INPUT MATERIAL ->
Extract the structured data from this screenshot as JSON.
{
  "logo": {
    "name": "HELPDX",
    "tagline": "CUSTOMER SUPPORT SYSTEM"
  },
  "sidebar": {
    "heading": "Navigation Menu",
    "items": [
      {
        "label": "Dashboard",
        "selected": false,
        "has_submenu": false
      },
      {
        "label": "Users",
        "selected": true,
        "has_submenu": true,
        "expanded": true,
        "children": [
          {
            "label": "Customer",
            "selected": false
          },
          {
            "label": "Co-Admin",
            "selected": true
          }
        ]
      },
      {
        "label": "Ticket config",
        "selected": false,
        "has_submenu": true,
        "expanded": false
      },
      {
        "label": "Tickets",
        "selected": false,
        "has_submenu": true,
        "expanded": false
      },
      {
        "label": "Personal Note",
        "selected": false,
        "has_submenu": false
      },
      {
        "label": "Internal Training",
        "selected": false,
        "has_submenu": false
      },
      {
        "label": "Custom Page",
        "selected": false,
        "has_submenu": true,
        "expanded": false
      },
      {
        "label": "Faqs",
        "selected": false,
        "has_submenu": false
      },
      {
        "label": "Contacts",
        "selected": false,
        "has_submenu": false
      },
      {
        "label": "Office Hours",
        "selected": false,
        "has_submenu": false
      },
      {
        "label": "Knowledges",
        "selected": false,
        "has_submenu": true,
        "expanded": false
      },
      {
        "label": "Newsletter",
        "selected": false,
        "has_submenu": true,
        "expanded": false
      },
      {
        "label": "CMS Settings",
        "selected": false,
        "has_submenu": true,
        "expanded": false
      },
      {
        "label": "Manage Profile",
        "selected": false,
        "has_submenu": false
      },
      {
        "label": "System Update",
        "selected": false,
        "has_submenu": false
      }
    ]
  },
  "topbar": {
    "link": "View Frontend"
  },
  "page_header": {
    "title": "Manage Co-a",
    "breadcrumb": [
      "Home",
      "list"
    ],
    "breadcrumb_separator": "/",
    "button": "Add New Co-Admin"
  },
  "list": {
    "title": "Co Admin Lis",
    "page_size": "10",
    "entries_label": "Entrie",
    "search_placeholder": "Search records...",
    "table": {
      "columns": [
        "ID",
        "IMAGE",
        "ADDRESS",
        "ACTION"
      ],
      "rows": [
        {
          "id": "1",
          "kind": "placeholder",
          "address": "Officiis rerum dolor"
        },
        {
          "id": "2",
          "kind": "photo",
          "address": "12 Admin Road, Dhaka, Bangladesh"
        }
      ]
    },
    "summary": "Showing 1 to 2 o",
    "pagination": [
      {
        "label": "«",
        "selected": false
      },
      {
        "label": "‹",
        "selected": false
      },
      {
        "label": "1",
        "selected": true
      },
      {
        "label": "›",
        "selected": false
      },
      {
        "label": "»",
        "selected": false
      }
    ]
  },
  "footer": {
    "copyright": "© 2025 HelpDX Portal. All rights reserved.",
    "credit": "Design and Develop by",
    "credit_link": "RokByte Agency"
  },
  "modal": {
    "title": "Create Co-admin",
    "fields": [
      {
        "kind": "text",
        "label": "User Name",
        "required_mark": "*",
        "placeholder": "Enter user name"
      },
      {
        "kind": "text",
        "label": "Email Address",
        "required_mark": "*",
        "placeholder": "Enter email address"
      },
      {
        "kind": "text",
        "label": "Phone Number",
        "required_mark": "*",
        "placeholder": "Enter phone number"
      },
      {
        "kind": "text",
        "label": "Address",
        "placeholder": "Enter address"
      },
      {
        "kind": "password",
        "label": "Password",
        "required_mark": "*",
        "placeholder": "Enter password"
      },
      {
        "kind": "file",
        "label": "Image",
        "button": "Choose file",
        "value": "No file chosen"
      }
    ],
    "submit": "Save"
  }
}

WRITTEN PROBLEM -> Copy all lines from the listing that contain "Enter".

FINISHED TASK ->
        "placeholder": "Enter user name"
        "placeholder": "Enter email address"
        "placeholder": "Enter phone number"
        "placeholder": "Enter address"
        "placeholder": "Enter password"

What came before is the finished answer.